* Start *

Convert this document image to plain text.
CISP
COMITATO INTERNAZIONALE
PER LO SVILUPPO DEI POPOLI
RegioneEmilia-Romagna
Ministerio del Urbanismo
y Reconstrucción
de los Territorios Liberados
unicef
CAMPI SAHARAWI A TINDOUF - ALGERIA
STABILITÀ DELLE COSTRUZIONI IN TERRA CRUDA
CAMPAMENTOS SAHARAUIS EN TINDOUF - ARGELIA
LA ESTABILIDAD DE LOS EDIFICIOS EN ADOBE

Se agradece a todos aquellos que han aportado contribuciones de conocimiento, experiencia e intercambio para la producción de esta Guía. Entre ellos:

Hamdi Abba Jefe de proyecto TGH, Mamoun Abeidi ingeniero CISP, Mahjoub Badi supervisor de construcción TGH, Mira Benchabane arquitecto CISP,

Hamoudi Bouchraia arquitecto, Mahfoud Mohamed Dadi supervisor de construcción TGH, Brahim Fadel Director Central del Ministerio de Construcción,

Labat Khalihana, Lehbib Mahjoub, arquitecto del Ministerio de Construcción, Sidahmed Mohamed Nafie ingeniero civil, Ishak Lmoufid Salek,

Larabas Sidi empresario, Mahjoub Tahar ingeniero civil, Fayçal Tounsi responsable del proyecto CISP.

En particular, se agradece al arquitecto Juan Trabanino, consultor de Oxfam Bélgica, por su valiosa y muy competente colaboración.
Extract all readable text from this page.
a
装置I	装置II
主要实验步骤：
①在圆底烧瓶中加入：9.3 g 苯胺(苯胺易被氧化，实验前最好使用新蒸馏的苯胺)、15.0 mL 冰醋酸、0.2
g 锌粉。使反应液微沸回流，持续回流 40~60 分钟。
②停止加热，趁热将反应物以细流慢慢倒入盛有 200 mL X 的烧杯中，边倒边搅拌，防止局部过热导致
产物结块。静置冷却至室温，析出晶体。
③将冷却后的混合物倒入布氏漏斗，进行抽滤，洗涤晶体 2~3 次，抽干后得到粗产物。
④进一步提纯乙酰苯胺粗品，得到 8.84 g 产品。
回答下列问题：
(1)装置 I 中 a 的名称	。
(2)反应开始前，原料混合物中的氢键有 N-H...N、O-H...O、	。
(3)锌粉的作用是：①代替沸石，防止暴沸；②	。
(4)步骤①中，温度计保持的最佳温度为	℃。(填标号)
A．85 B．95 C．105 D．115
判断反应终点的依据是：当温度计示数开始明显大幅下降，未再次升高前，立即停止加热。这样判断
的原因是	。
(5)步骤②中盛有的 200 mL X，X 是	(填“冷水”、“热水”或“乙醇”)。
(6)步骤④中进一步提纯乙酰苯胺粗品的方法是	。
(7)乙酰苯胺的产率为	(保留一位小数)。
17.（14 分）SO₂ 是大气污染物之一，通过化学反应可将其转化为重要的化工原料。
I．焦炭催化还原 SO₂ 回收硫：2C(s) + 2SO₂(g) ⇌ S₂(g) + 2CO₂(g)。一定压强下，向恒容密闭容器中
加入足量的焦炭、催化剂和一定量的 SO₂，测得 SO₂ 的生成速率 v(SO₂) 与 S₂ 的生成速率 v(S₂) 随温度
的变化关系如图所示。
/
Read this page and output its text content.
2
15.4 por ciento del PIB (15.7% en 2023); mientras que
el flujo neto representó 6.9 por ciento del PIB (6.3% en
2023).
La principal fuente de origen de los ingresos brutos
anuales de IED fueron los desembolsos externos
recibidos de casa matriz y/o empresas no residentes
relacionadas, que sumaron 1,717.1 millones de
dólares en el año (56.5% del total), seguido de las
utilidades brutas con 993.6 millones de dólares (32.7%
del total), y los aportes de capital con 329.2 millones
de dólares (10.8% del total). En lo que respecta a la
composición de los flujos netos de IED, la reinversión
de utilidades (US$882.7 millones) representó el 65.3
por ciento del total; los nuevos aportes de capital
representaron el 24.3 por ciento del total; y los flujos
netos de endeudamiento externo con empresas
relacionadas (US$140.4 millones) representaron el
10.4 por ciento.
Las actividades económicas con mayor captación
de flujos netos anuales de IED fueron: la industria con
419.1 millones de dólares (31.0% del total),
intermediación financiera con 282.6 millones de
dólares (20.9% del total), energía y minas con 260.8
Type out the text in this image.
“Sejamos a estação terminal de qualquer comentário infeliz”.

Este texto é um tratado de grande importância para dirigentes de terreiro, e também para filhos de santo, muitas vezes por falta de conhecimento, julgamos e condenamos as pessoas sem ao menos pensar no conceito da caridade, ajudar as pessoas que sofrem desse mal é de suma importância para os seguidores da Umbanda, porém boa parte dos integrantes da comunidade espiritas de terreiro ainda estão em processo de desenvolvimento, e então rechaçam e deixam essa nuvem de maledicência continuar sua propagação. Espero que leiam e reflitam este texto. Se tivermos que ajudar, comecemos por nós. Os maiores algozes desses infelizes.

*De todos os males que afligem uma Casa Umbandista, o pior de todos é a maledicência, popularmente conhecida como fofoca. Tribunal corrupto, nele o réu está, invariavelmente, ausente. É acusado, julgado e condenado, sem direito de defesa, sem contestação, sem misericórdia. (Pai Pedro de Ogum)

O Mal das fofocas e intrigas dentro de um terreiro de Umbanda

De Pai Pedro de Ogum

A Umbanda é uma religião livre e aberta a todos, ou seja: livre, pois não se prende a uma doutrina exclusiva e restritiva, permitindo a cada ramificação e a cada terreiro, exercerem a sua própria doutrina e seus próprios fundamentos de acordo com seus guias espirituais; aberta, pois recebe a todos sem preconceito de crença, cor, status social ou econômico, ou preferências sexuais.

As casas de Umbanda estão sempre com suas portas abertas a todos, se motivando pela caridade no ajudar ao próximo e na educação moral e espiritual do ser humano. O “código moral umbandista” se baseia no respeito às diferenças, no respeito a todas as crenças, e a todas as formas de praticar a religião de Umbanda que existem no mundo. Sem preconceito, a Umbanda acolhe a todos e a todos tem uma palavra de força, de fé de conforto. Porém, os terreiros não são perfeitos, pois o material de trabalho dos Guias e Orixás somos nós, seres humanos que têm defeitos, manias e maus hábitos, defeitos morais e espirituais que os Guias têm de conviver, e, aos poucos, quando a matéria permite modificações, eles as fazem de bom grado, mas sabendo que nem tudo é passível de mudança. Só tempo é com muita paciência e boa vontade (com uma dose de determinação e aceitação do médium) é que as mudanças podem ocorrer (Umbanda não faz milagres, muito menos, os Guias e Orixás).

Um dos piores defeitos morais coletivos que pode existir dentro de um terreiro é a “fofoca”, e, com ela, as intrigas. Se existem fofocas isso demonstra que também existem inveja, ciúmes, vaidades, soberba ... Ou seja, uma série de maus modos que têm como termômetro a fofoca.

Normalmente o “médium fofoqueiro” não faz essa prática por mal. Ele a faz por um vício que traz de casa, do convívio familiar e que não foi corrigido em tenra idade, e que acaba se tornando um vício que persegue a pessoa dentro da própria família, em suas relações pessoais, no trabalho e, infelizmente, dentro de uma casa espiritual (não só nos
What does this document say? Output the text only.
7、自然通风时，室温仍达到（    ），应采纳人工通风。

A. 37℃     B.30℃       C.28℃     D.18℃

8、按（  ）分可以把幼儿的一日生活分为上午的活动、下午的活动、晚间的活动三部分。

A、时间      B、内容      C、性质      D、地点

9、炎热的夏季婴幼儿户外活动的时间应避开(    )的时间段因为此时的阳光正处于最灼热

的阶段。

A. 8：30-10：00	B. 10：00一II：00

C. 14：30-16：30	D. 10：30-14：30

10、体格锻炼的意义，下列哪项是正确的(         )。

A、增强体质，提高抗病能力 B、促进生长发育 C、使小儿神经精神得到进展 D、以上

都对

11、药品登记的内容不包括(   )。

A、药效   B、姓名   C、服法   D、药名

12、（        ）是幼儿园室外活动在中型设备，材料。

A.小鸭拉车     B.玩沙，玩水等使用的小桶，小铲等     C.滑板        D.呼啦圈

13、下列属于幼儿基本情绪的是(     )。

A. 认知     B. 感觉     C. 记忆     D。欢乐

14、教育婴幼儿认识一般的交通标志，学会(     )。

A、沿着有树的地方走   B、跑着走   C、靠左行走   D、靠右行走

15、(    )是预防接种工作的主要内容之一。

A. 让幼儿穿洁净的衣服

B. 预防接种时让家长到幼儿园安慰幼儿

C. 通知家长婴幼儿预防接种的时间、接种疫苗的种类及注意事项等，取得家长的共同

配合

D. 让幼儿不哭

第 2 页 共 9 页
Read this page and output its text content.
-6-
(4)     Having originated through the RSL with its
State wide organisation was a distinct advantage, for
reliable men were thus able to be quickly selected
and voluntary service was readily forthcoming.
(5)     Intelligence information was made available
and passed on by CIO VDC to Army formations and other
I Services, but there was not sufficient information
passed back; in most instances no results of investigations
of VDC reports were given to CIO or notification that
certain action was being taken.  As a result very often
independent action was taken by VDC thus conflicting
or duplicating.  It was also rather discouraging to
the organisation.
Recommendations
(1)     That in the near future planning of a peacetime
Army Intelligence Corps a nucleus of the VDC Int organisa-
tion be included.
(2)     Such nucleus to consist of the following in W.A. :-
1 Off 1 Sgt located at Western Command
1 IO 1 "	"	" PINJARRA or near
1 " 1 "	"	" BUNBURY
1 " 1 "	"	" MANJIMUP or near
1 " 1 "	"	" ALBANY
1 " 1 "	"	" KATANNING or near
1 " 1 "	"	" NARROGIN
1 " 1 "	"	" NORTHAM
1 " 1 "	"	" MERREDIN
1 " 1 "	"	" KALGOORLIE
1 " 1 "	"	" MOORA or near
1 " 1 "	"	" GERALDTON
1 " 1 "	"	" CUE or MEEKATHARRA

* End *

Give back the lines of the listing from the one with "What does this" through the end, both included, exactly as written and with nothing added.

* Result for this exercise
What does this document say? Output the text only.
7、自然通风时，室温仍达到（    ），应采纳人工通风。

A. 37℃     B.30℃       C.28℃     D.18℃

8、按（  ）分可以把幼儿的一日生活分为上午的活动、下午的活动、晚间的活动三部分。

A、时间      B、内容      C、性质      D、地点

9、炎热的夏季婴幼儿户外活动的时间应避开(    )的时间段因为此时的阳光正处于最灼热

的阶段。

A. 8：30-10：00	B. 10：00一II：00

C. 14：30-16：30	D. 10：30-14：30

10、体格锻炼的意义，下列哪项是正确的(         )。

A、增强体质，提高抗病能力 B、促进生长发育 C、使小儿神经精神得到进展 D、以上

都对

11、药品登记的内容不包括(   )。

A、药效   B、姓名   C、服法   D、药名

12、（        ）是幼儿园室外活动在中型设备，材料。

A.小鸭拉车     B.玩沙，玩水等使用的小桶，小铲等     C.滑板        D.呼啦圈

13、下列属于幼儿基本情绪的是(     )。

A. 认知     B. 感觉     C. 记忆     D。欢乐

14、教育婴幼儿认识一般的交通标志，学会(     )。

A、沿着有树的地方走   B、跑着走   C、靠左行走   D、靠右行走

15、(    )是预防接种工作的主要内容之一。

A. 让幼儿穿洁净的衣服

B. 预防接种时让家长到幼儿园安慰幼儿

C. 通知家长婴幼儿预防接种的时间、接种疫苗的种类及注意事项等，取得家长的共同

配合

D. 让幼儿不哭

第 2 页 共 9 页
Read this page and output its text content.
-6-
(4)     Having originated through the RSL with its
State wide organisation was a distinct advantage, for
reliable men were thus able to be quickly selected
and voluntary service was readily forthcoming.
(5)     Intelligence information was made available
and passed on by CIO VDC to Army formations and other
I Services, but there was not sufficient information
passed back; in most instances no results of investigations
of VDC reports were given to CIO or notification that
certain action was being taken.  As a result very often
independent action was taken by VDC thus conflicting
or duplicating.  It was also rather discouraging to
the organisation.
Recommendations
(1)     That in the near future planning of a peacetime
Army Intelligence Corps a nucleus of the VDC Int organisa-
tion be included.
(2)     Such nucleus to consist of the following in W.A. :-
1 Off 1 Sgt located at Western Command
1 IO 1 "	"	" PINJARRA or near
1 " 1 "	"	" BUNBURY
1 " 1 "	"	" MANJIMUP or near
1 " 1 "	"	" ALBANY
1 " 1 "	"	" KATANNING or near
1 " 1 "	"	" NARROGIN
1 " 1 "	"	" NORTHAM
1 " 1 "	"	" MERREDIN
1 " 1 "	"	" KALGOORLIE
1 " 1 "	"	" MOORA or near
1 " 1 "	"	" GERALDTON
1 " 1 "	"	" CUE or MEEKATHARRA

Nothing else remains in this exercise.